Report every line in the listing that contains the string "Lumpur".

--- start TASK INPUT ---

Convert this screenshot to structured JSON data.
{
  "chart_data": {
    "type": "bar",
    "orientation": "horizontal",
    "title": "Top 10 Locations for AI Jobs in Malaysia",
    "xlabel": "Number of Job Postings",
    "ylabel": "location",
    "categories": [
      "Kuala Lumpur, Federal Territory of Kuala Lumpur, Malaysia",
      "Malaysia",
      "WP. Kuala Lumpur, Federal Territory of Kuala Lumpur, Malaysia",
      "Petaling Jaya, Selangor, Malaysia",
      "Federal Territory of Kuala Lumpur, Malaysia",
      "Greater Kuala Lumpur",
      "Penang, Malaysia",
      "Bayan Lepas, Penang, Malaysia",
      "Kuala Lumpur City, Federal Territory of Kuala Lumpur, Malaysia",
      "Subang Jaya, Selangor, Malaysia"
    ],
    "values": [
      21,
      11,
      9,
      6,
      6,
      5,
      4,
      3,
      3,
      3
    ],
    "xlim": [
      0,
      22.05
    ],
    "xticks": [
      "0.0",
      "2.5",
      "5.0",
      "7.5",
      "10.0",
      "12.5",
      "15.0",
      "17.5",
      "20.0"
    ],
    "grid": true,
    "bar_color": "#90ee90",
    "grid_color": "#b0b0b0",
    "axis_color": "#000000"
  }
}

--- end TASK INPUT ---

● COMPLETE ANSWER:
      "Kuala Lumpur, Federal Territory of Kuala Lumpur, Malaysia",
      "WP. Kuala Lumpur, Federal Territory of Kuala Lumpur, Malaysia",
      "Federal Territory of Kuala Lumpur, Malaysia",
      "Greater Kuala Lumpur",
      "Kuala Lumpur City, Federal Territory of Kuala Lumpur, Malaysia",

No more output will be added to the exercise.